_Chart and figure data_
>> Start
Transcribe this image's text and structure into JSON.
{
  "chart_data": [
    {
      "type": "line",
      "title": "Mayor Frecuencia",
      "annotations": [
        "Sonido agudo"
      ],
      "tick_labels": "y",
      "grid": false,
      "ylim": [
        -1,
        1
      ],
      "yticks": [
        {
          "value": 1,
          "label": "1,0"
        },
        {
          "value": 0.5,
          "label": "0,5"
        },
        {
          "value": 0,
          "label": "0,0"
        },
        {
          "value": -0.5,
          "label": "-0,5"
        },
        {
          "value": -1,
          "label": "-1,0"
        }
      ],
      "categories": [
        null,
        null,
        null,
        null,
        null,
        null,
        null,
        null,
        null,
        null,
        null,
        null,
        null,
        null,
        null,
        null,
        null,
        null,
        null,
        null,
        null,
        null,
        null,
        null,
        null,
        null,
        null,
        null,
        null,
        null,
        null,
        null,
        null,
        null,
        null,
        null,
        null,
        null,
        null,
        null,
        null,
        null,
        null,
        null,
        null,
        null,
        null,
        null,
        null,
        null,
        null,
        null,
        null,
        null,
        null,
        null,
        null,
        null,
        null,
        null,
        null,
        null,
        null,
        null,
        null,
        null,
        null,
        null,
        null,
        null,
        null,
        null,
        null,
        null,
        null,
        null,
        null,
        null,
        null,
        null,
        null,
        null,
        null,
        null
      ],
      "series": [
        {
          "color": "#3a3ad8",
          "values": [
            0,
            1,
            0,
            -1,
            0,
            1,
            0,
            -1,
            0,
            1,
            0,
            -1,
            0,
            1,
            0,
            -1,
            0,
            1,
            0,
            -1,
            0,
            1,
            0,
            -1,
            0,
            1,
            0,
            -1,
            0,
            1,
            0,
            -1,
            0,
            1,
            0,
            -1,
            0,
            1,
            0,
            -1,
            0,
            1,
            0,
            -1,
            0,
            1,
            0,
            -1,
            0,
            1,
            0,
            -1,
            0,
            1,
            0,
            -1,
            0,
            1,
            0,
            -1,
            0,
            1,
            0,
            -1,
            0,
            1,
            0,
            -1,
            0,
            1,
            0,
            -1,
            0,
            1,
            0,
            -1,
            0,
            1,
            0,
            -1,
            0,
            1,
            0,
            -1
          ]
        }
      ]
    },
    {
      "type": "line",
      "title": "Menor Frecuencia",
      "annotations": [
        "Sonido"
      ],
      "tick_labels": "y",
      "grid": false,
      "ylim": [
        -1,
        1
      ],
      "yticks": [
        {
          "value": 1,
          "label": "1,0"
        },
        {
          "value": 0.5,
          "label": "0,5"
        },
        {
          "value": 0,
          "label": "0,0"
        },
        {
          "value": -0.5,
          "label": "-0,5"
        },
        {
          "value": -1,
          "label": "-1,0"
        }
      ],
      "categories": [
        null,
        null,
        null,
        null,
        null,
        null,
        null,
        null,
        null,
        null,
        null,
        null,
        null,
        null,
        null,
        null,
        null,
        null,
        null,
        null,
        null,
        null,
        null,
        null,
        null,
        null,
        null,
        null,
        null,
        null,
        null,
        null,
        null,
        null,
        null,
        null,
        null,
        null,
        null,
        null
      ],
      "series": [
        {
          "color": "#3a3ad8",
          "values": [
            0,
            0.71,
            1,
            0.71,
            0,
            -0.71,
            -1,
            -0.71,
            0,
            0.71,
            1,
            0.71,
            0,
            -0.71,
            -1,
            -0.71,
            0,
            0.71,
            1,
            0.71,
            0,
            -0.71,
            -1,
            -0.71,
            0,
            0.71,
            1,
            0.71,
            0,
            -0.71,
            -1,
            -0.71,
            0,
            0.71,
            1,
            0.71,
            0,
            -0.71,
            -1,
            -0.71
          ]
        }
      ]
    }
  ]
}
>> End
_PROBLEM DETAILS_
From the records above, extract every entry exactly as given.

_REPLY TO THE EXERCISE_
Transcribe this image's text and structure into JSON.
{
  "chart_data": [
    {
      "type": "line",
      "title": "Mayor Frecuencia",
      "annotations": [
        "Sonido agudo"
      ],
      "tick_labels": "y",
      "grid": false,
      "ylim": [
        -1,
        1
      ],
      "yticks": [
        {
          "value": 1,
          "label": "1,0"
        },
        {
          "value": 0.5,
          "label": "0,5"
        },
        {
          "value": 0,
          "label": "0,0"
        },
        {
          "value": -0.5,
          "label": "-0,5"
        },
        {
          "value": -1,
          "label": "-1,0"
        }
      ],
      "categories": [
        null,
        null,
        null,
        null,
        null,
        null,
        null,
        null,
        null,
        null,
        null,
        null,
        null,
        null,
        null,
        null,
        null,
        null,
        null,
        null,
        null,
        null,
        null,
        null,
        null,
        null,
        null,
        null,
        null,
        null,
        null,
        null,
        null,
        null,
        null,
        null,
        null,
        null,
        null,
        null,
        null,
        null,
        null,
        null,
        null,
        null,
        null,
        null,
        null,
        null,
        null,
        null,
        null,
        null,
        null,
        null,
        null,
        null,
        null,
        null,
        null,
        null,
        null,
        null,
        null,
        null,
        null,
        null,
        null,
        null,
        null,
        null,
        null,
        null,
        null,
        null,
        null,
        null,
        null,
        null,
        null,
        null,
        null,
        null
      ],
      "series": [
        {
          "color": "#3a3ad8",
          "values": [
            0,
            1,
            0,
            -1,
            0,
            1,
            0,
            -1,
            0,
            1,
            0,
            -1,
            0,
            1,
            0,
            -1,
            0,
            1,
            0,
            -1,
            0,
            1,
            0,
            -1,
            0,
            1,
            0,
            -1,
            0,
            1,
            0,
            -1,
            0,
            1,
            0,
            -1,
            0,
            1,
            0,
            -1,
            0,
            1,
            0,
            -1,
            0,
            1,
            0,
            -1,
            0,
            1,
            0,
            -1,
            0,
            1,
            0,
            -1,
            0,
            1,
            0,
            -1,
            0,
            1,
            0,
            -1,
            0,
            1,
            0,
            -1,
            0,
            1,
            0,
            -1,
            0,
            1,
            0,
            -1,
            0,
            1,
            0,
            -1,
            0,
            1,
            0,
            -1
          ]
        }
      ]
    },
    {
      "type": "line",
      "title": "Menor Frecuencia",
      "annotations": [
        "Sonido"
      ],
      "tick_labels": "y",
      "grid": false,
      "ylim": [
        -1,
        1
      ],
      "yticks": [
        {
          "value": 1,
          "label": "1,0"
        },
        {
          "value": 0.5,
          "label": "0,5"
        },
        {
          "value": 0,
          "label": "0,0"
        },
        {
          "value": -0.5,
          "label": "-0,5"
        },
        {
          "value": -1,
          "label": "-1,0"
        }
      ],
      "categories": [
        null,
        null,
        null,
        null,
        null,
        null,
        null,
        null,
        null,
        null,
        null,
        null,
        null,
        null,
        null,
        null,
        null,
        null,
        null,
        null,
        null,
        null,
        null,
        null,
        null,
        null,
        null,
        null,
        null,
        null,
        null,
        null,
        null,
        null,
        null,
        null,
        null,
        null,
        null,
        null
      ],
      "series": [
        {
          "color": "#3a3ad8",
          "values": [
            0,
            0.71,
            1,
            0.71,
            0,
            -0.71,
            -1,
            -0.71,
            0,
            0.71,
            1,
            0.71,
            0,
            -0.71,
            -1,
            -0.71,
            0,
            0.71,
            1,
            0.71,
            0,
            -0.71,
            -1,
            -0.71,
            0,
            0.71,
            1,
            0.71,
            0,
            -0.71,
            -1,
            -0.71,
            0,
            0.71,
            1,
            0.71,
            0,
            -0.71,
            -1,
            -0.71
          ]
        }
      ]
    }
  ]
}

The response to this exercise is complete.